_The task_
Output each entry below as it stands, leaving out every picture.

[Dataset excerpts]
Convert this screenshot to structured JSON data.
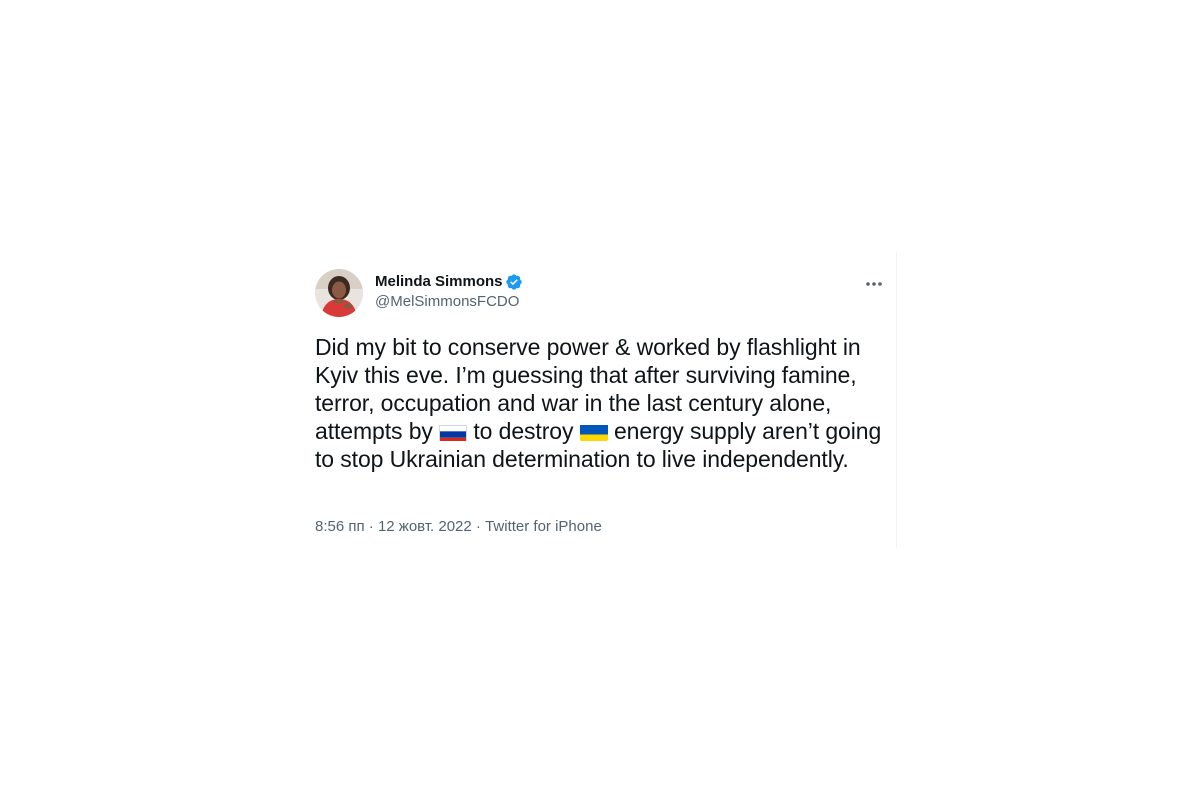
{
  "author": {
    "display_name": "Melinda Simmons",
    "handle": "@MelSimmonsFCDO",
    "verified": true
  },
  "tweet": {
    "text_part1": "Did my bit to conserve power & worked by flashlight in Kyiv this eve. I’m guessing that after surviving famine, terror, occupation and war in the last century alone, attempts by ",
    "flag1": "russia-flag",
    "text_part2": " to destroy ",
    "flag2": "ukraine-flag",
    "text_part3": " energy supply aren’t going to stop Ukrainian determination to live independently.",
    "time": "8:56 пп",
    "date": "12 жовт. 2022",
    "source": "Twitter for iPhone",
    "separator": " · "
  },
  "icons": {
    "verified_badge": "verified-badge-icon",
    "more": "more-options-icon"
  },
  "colors": {
    "text_primary": "#0f1419",
    "text_secondary": "#536471",
    "verified_blue": "#1d9bf0",
    "ukraine_blue": "#0057b7",
    "ukraine_yellow": "#ffd700",
    "russia_red": "#d52b1e",
    "russia_blue": "#0039a6"
  }
}
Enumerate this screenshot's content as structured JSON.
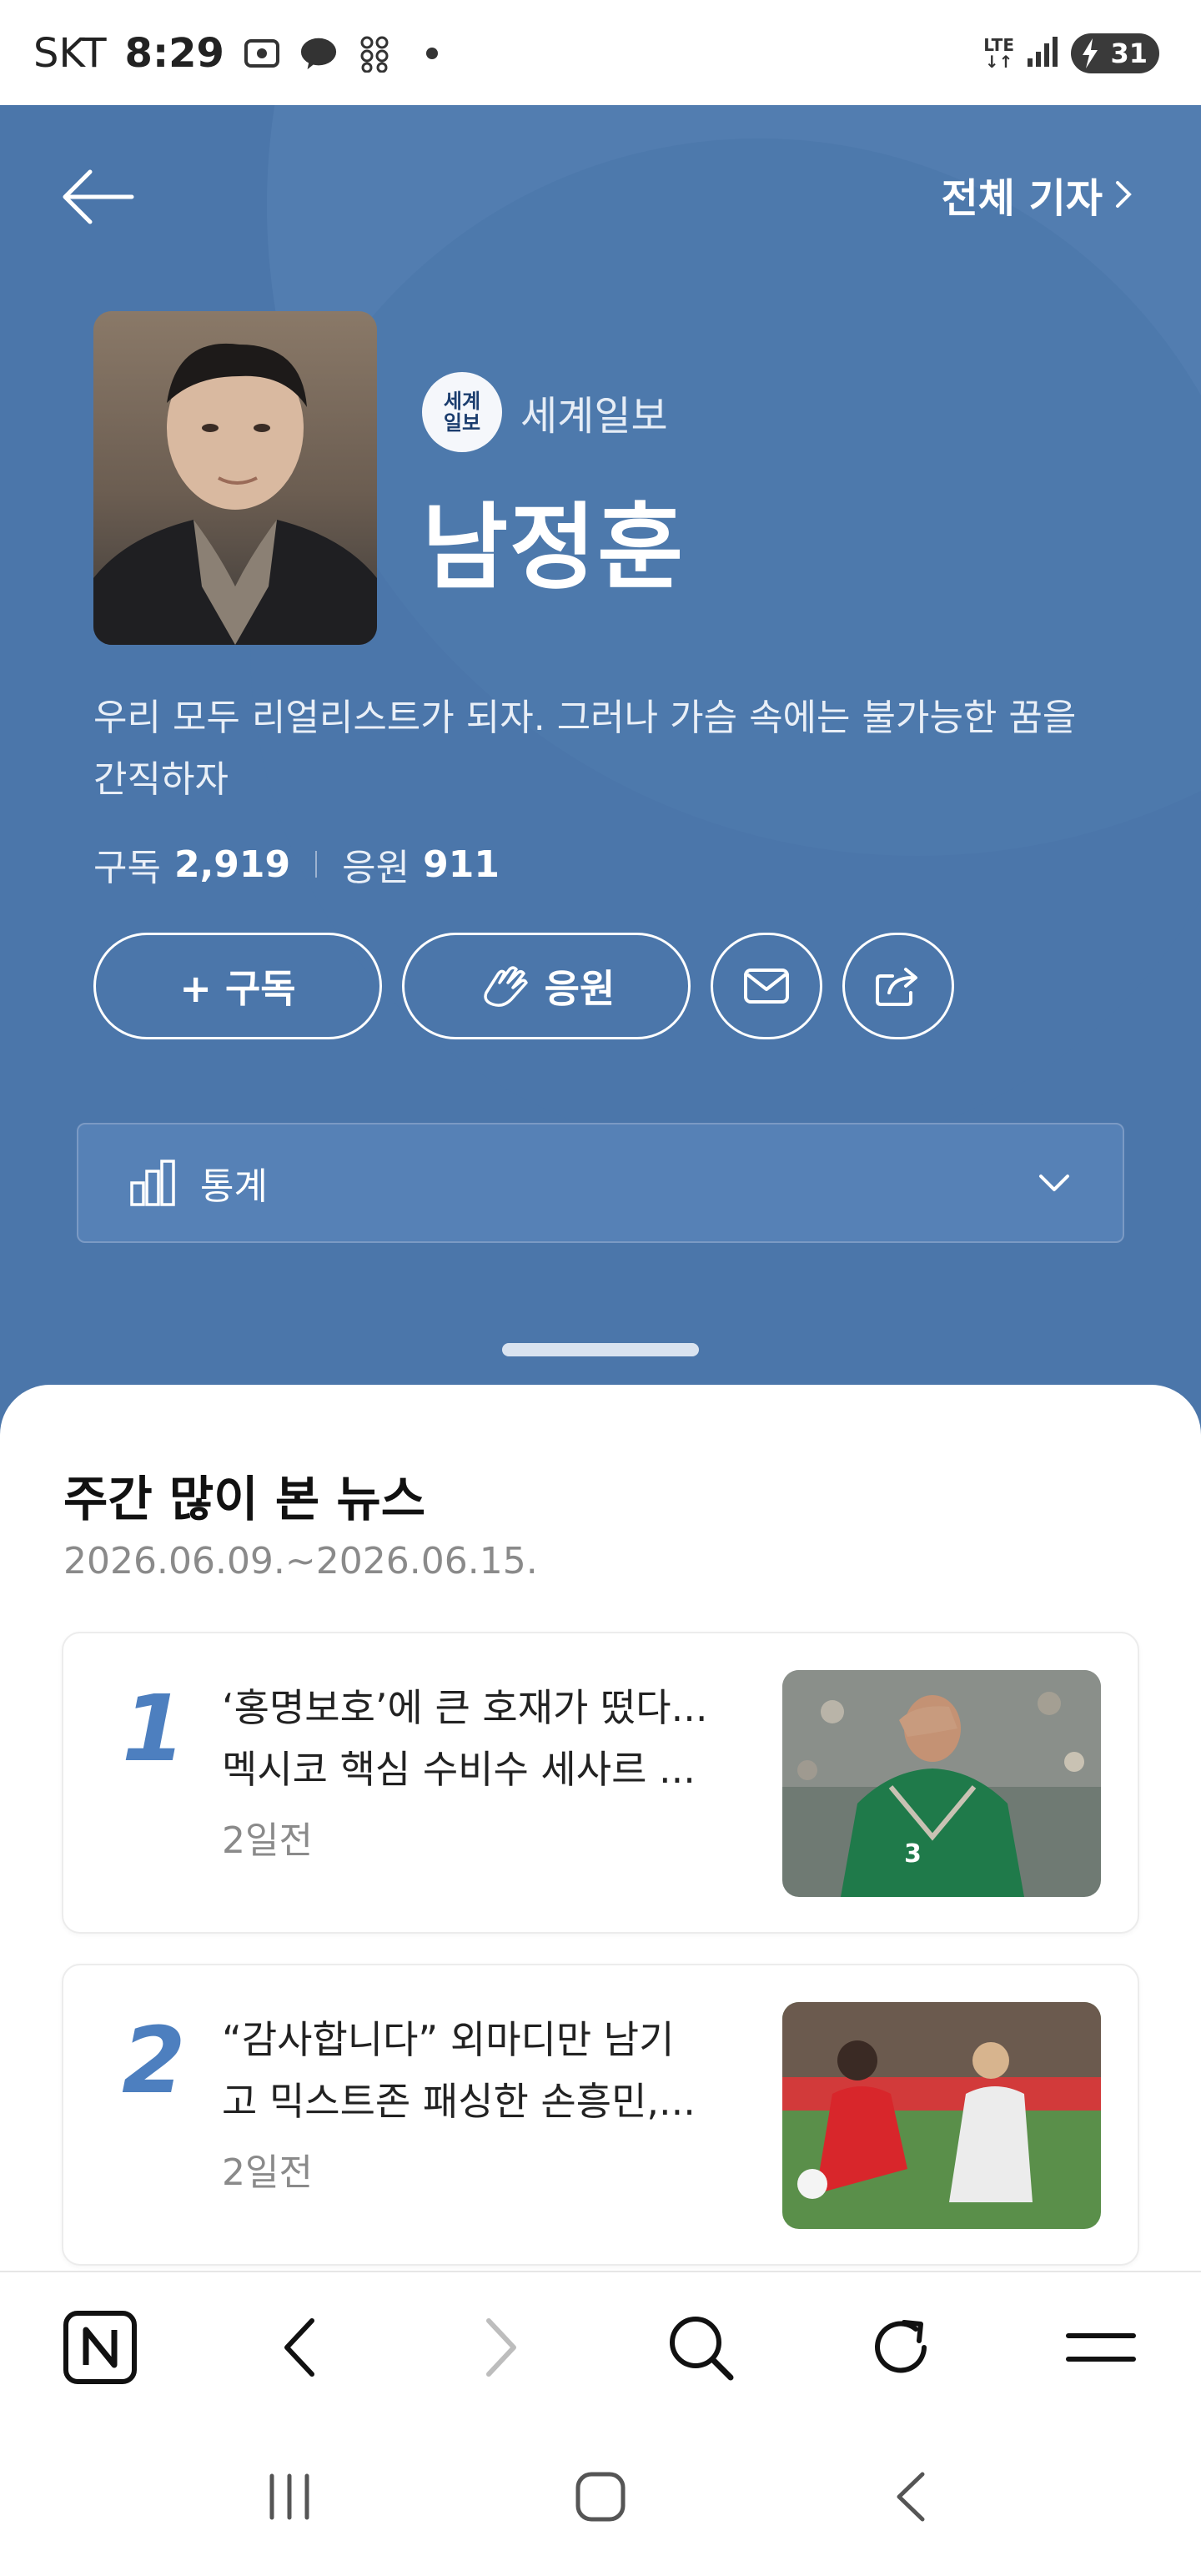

_Written answer_
Convert this screenshot to structured JSON data.
{
  "author": {
    "display_name": "Melinda Simmons",
    "handle": "@MelSimmonsFCDO",
    "verified": true
  },
  "tweet": {
    "text_part1": "Did my bit to conserve power & worked by flashlight in Kyiv this eve. I’m guessing that after surviving famine, terror, occupation and war in the last century alone, attempts by ",
    "flag1": "russia-flag",
    "text_part2": " to destroy ",
    "flag2": "ukraine-flag",
    "text_part3": " energy supply aren’t going to stop Ukrainian determination to live independently.",
    "time": "8:56 пп",
    "date": "12 жовт. 2022",
    "source": "Twitter for iPhone",
    "separator": " · "
  },
  "icons": {
    "verified_badge": "verified-badge-icon",
    "more": "more-options-icon"
  },
  "colors": {
    "text_primary": "#0f1419",
    "text_secondary": "#536471",
    "verified_blue": "#1d9bf0",
    "ukraine_blue": "#0057b7",
    "ukraine_yellow": "#ffd700",
    "russia_red": "#d52b1e",
    "russia_blue": "#0039a6"
  }
}
Enumerate this screenshot's content as structured JSON.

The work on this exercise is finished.